The problem
Print the data exactly as it is given, please.

Material for the task
# # # # # # #
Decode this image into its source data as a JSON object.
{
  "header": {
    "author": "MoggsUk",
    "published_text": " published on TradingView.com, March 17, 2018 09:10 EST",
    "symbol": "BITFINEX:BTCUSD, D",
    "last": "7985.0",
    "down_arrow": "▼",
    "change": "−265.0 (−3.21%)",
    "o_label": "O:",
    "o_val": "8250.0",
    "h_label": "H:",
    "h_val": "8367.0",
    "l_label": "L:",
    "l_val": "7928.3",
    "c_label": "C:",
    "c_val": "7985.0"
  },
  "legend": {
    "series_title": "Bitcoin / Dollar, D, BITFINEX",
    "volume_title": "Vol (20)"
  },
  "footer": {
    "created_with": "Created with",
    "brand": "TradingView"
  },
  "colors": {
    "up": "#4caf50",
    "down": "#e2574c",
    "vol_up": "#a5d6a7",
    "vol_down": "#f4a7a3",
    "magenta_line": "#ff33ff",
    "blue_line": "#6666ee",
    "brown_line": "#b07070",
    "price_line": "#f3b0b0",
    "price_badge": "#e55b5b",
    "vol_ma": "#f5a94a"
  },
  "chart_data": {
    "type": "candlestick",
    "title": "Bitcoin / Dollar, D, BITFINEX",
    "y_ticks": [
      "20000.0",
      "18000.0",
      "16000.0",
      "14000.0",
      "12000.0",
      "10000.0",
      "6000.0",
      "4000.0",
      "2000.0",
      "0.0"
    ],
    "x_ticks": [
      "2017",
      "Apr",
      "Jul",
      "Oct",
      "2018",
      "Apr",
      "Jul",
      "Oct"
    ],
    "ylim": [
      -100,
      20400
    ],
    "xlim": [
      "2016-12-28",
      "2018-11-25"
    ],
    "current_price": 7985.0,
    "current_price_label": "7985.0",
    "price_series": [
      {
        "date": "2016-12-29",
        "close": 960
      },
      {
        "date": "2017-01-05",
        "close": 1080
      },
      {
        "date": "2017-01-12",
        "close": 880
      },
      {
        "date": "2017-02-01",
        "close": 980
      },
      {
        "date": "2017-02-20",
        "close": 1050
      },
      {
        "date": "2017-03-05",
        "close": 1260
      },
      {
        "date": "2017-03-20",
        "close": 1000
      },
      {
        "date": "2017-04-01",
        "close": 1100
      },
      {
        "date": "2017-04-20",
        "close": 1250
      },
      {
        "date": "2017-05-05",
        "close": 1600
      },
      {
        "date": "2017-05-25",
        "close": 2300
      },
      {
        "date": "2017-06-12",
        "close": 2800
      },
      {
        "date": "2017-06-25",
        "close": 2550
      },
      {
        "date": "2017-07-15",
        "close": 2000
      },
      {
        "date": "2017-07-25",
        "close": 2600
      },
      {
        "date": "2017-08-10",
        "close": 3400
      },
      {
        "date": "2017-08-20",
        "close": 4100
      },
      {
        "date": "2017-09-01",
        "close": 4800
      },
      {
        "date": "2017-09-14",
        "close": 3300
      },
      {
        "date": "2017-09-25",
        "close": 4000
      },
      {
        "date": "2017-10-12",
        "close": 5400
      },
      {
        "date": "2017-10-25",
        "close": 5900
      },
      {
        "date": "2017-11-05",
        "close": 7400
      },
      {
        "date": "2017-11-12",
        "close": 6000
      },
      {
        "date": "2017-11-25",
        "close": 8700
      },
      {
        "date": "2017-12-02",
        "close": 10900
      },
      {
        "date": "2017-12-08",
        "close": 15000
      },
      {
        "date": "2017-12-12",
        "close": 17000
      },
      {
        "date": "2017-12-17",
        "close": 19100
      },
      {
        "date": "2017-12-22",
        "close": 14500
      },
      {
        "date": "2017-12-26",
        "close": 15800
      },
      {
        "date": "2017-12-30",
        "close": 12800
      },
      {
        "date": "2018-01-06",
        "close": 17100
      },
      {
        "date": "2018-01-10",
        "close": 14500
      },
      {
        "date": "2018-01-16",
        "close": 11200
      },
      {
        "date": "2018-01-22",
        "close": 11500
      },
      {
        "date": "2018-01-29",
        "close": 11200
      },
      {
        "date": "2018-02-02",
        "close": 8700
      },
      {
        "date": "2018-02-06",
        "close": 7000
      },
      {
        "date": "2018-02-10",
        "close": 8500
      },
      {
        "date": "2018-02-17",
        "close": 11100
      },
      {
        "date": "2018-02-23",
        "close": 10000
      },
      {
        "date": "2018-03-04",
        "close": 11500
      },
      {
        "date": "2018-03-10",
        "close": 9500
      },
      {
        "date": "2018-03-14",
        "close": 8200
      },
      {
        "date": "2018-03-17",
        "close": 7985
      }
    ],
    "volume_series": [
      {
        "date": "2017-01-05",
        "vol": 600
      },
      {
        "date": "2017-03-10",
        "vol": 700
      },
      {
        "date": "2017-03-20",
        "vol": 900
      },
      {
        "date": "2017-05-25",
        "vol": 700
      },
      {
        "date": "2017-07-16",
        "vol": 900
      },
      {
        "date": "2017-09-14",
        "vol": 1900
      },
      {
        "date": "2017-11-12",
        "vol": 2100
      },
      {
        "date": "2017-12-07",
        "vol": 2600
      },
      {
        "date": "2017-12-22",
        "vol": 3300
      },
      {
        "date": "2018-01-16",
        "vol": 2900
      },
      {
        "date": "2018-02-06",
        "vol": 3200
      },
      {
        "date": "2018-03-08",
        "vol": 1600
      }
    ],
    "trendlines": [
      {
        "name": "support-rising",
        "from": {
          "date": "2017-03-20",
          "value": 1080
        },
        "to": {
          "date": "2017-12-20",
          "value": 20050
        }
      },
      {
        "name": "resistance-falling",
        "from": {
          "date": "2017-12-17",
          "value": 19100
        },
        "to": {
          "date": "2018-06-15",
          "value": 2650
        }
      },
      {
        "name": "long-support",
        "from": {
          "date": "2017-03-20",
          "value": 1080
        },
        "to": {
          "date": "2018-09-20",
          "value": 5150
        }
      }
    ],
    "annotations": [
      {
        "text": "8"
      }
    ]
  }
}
# # # # # # #
Written answer
Decode this image into its source data as a JSON object.
{
  "header": {
    "author": "MoggsUk",
    "published_text": " published on TradingView.com, March 17, 2018 09:10 EST",
    "symbol": "BITFINEX:BTCUSD, D",
    "last": "7985.0",
    "down_arrow": "▼",
    "change": "−265.0 (−3.21%)",
    "o_label": "O:",
    "o_val": "8250.0",
    "h_label": "H:",
    "h_val": "8367.0",
    "l_label": "L:",
    "l_val": "7928.3",
    "c_label": "C:",
    "c_val": "7985.0"
  },
  "legend": {
    "series_title": "Bitcoin / Dollar, D, BITFINEX",
    "volume_title": "Vol (20)"
  },
  "footer": {
    "created_with": "Created with",
    "brand": "TradingView"
  },
  "colors": {
    "up": "#4caf50",
    "down": "#e2574c",
    "vol_up": "#a5d6a7",
    "vol_down": "#f4a7a3",
    "magenta_line": "#ff33ff",
    "blue_line": "#6666ee",
    "brown_line": "#b07070",
    "price_line": "#f3b0b0",
    "price_badge": "#e55b5b",
    "vol_ma": "#f5a94a"
  },
  "chart_data": {
    "type": "candlestick",
    "title": "Bitcoin / Dollar, D, BITFINEX",
    "y_ticks": [
      "20000.0",
      "18000.0",
      "16000.0",
      "14000.0",
      "12000.0",
      "10000.0",
      "6000.0",
      "4000.0",
      "2000.0",
      "0.0"
    ],
    "x_ticks": [
      "2017",
      "Apr",
      "Jul",
      "Oct",
      "2018",
      "Apr",
      "Jul",
      "Oct"
    ],
    "ylim": [
      -100,
      20400
    ],
    "xlim": [
      "2016-12-28",
      "2018-11-25"
    ],
    "current_price": 7985.0,
    "current_price_label": "7985.0",
    "price_series": [
      {
        "date": "2016-12-29",
        "close": 960
      },
      {
        "date": "2017-01-05",
        "close": 1080
      },
      {
        "date": "2017-01-12",
        "close": 880
      },
      {
        "date": "2017-02-01",
        "close": 980
      },
      {
        "date": "2017-02-20",
        "close": 1050
      },
      {
        "date": "2017-03-05",
        "close": 1260
      },
      {
        "date": "2017-03-20",
        "close": 1000
      },
      {
        "date": "2017-04-01",
        "close": 1100
      },
      {
        "date": "2017-04-20",
        "close": 1250
      },
      {
        "date": "2017-05-05",
        "close": 1600
      },
      {
        "date": "2017-05-25",
        "close": 2300
      },
      {
        "date": "2017-06-12",
        "close": 2800
      },
      {
        "date": "2017-06-25",
        "close": 2550
      },
      {
        "date": "2017-07-15",
        "close": 2000
      },
      {
        "date": "2017-07-25",
        "close": 2600
      },
      {
        "date": "2017-08-10",
        "close": 3400
      },
      {
        "date": "2017-08-20",
        "close": 4100
      },
      {
        "date": "2017-09-01",
        "close": 4800
      },
      {
        "date": "2017-09-14",
        "close": 3300
      },
      {
        "date": "2017-09-25",
        "close": 4000
      },
      {
        "date": "2017-10-12",
        "close": 5400
      },
      {
        "date": "2017-10-25",
        "close": 5900
      },
      {
        "date": "2017-11-05",
        "close": 7400
      },
      {
        "date": "2017-11-12",
        "close": 6000
      },
      {
        "date": "2017-11-25",
        "close": 8700
      },
      {
        "date": "2017-12-02",
        "close": 10900
      },
      {
        "date": "2017-12-08",
        "close": 15000
      },
      {
        "date": "2017-12-12",
        "close": 17000
      },
      {
        "date": "2017-12-17",
        "close": 19100
      },
      {
        "date": "2017-12-22",
        "close": 14500
      },
      {
        "date": "2017-12-26",
        "close": 15800
      },
      {
        "date": "2017-12-30",
        "close": 12800
      },
      {
        "date": "2018-01-06",
        "close": 17100
      },
      {
        "date": "2018-01-10",
        "close": 14500
      },
      {
        "date": "2018-01-16",
        "close": 11200
      },
      {
        "date": "2018-01-22",
        "close": 11500
      },
      {
        "date": "2018-01-29",
        "close": 11200
      },
      {
        "date": "2018-02-02",
        "close": 8700
      },
      {
        "date": "2018-02-06",
        "close": 7000
      },
      {
        "date": "2018-02-10",
        "close": 8500
      },
      {
        "date": "2018-02-17",
        "close": 11100
      },
      {
        "date": "2018-02-23",
        "close": 10000
      },
      {
        "date": "2018-03-04",
        "close": 11500
      },
      {
        "date": "2018-03-10",
        "close": 9500
      },
      {
        "date": "2018-03-14",
        "close": 8200
      },
      {
        "date": "2018-03-17",
        "close": 7985
      }
    ],
    "volume_series": [
      {
        "date": "2017-01-05",
        "vol": 600
      },
      {
        "date": "2017-03-10",
        "vol": 700
      },
      {
        "date": "2017-03-20",
        "vol": 900
      },
      {
        "date": "2017-05-25",
        "vol": 700
      },
      {
        "date": "2017-07-16",
        "vol": 900
      },
      {
        "date": "2017-09-14",
        "vol": 1900
      },
      {
        "date": "2017-11-12",
        "vol": 2100
      },
      {
        "date": "2017-12-07",
        "vol": 2600
      },
      {
        "date": "2017-12-22",
        "vol": 3300
      },
      {
        "date": "2018-01-16",
        "vol": 2900
      },
      {
        "date": "2018-02-06",
        "vol": 3200
      },
      {
        "date": "2018-03-08",
        "vol": 1600
      }
    ],
    "trendlines": [
      {
        "name": "support-rising",
        "from": {
          "date": "2017-03-20",
          "value": 1080
        },
        "to": {
          "date": "2017-12-20",
          "value": 20050
        }
      },
      {
        "name": "resistance-falling",
        "from": {
          "date": "2017-12-17",
          "value": 19100
        },
        "to": {
          "date": "2018-06-15",
          "value": 2650
        }
      },
      {
        "name": "long-support",
        "from": {
          "date": "2017-03-20",
          "value": 1080
        },
        "to": {
          "date": "2018-09-20",
          "value": 5150
        }
      }
    ],
    "annotations": [
      {
        "text": "8"
      }
    ]
  }
}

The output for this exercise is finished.